**WRITTEN PROBLEM**.
Word for word, give the material below again, minus any images.
---
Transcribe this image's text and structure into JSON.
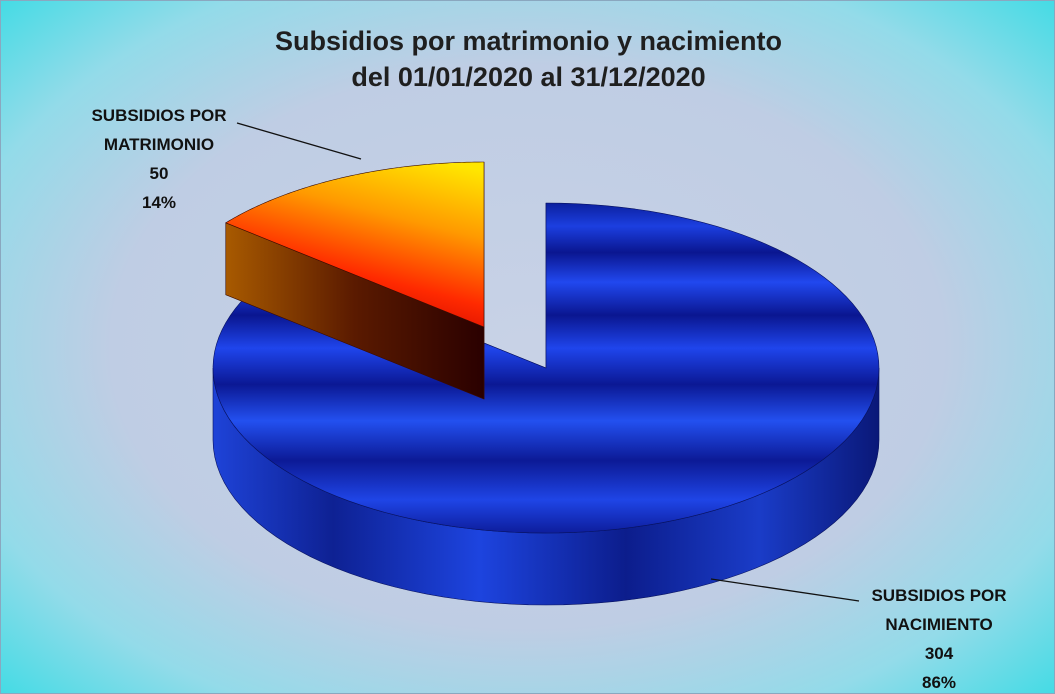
{
  "chart_data": {
    "type": "pie",
    "style": "3d-exploded",
    "title": "Subsidios por matrimonio y nacimiento",
    "subtitle": "del 01/01/2020 al 31/12/2020",
    "categories": [
      "SUBSIDIOS POR NACIMIENTO",
      "SUBSIDIOS POR MATRIMONIO"
    ],
    "values": [
      304,
      50
    ],
    "percent_labels": [
      "86%",
      "14%"
    ],
    "colors": [
      "#1c3ccf",
      "#ff6a00"
    ],
    "legend": "none",
    "slices": [
      {
        "name": "SUBSIDIOS POR NACIMIENTO",
        "label_lines": [
          "SUBSIDIOS POR",
          "NACIMIENTO"
        ],
        "value": 304,
        "percent": "86%",
        "color": "#1c3ccf"
      },
      {
        "name": "SUBSIDIOS POR MATRIMONIO",
        "label_lines": [
          "SUBSIDIOS POR",
          "MATRIMONIO"
        ],
        "value": 50,
        "percent": "14%",
        "color": "#ff6a00"
      }
    ]
  }
}
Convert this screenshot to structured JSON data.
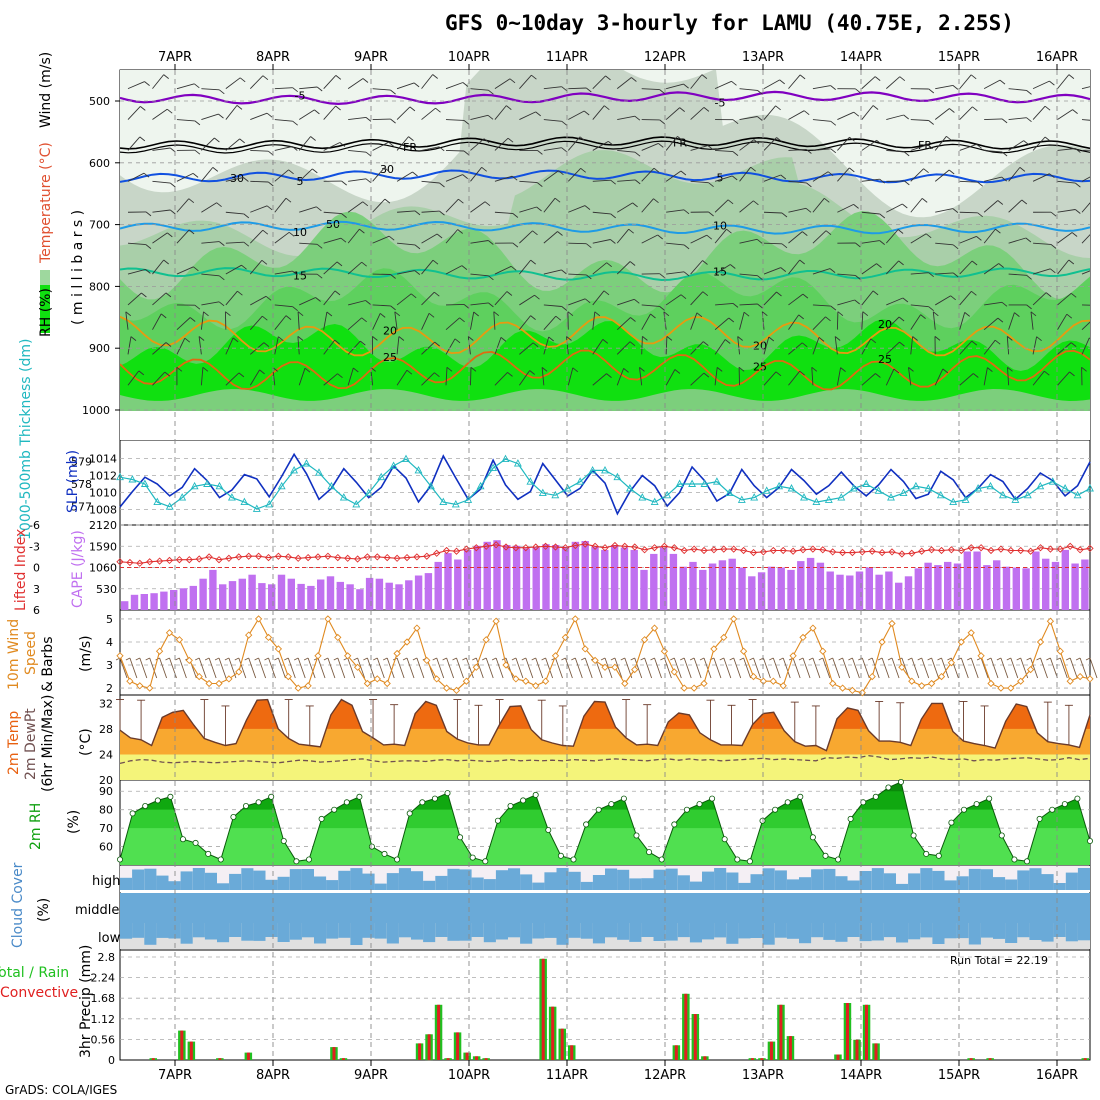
---
**SOLUTION TO THIS TASK**.
Transcribe this image's text and structure into JSON.
{
  "chart_data": {
    "type": "pie",
    "style": "3d-exploded",
    "title": "Subsidios por matrimonio y nacimiento",
    "subtitle": "del 01/01/2020 al 31/12/2020",
    "categories": [
      "SUBSIDIOS POR NACIMIENTO",
      "SUBSIDIOS POR MATRIMONIO"
    ],
    "values": [
      304,
      50
    ],
    "percent_labels": [
      "86%",
      "14%"
    ],
    "colors": [
      "#1c3ccf",
      "#ff6a00"
    ],
    "legend": "none",
    "slices": [
      {
        "name": "SUBSIDIOS POR NACIMIENTO",
        "label_lines": [
          "SUBSIDIOS POR",
          "NACIMIENTO"
        ],
        "value": 304,
        "percent": "86%",
        "color": "#1c3ccf"
      },
      {
        "name": "SUBSIDIOS POR MATRIMONIO",
        "label_lines": [
          "SUBSIDIOS POR",
          "MATRIMONIO"
        ],
        "value": 50,
        "percent": "14%",
        "color": "#ff6a00"
      }
    ]
  }
}
Convert this screenshot to structured JSON data.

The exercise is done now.